Aim:
Return every line below in which "broadside" appears.

━━━ Listing ━━━

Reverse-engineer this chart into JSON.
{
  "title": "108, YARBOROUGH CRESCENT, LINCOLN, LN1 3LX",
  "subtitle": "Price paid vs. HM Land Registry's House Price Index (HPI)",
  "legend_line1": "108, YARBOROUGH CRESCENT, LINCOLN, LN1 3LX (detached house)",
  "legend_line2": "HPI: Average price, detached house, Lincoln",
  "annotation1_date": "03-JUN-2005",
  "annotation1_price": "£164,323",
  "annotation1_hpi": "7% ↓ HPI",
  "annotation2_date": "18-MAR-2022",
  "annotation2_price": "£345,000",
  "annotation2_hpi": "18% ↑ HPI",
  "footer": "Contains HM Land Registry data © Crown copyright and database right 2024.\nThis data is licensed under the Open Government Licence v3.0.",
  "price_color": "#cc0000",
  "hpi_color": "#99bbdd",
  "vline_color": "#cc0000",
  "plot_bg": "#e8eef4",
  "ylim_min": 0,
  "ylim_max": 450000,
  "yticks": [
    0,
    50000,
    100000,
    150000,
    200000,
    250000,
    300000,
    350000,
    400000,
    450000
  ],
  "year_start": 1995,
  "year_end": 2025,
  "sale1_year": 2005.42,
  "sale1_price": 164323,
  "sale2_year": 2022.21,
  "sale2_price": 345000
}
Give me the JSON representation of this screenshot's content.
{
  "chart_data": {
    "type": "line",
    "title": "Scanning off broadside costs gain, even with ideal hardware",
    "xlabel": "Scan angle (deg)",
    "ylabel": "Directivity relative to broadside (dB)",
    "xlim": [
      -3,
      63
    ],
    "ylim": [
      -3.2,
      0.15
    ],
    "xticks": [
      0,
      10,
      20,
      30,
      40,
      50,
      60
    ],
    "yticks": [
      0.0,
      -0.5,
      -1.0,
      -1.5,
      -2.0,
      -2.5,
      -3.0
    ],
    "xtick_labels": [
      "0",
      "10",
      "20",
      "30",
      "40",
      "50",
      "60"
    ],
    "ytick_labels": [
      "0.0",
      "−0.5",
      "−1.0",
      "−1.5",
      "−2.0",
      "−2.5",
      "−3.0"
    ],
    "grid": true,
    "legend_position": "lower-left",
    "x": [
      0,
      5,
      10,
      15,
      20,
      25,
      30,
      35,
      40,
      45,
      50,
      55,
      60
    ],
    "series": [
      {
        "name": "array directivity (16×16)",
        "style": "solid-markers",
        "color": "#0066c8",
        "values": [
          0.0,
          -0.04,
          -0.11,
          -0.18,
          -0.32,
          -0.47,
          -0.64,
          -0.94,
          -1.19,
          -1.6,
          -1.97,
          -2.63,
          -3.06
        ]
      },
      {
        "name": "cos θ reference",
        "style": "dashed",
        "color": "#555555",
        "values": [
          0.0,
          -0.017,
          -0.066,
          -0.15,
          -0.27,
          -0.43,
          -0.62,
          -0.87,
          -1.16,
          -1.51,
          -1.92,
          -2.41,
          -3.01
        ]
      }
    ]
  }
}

━━━

Finished answer:
    "title": "Scanning off broadside costs gain, even with ideal hardware",
    "ylabel": "Directivity relative to broadside (dB)",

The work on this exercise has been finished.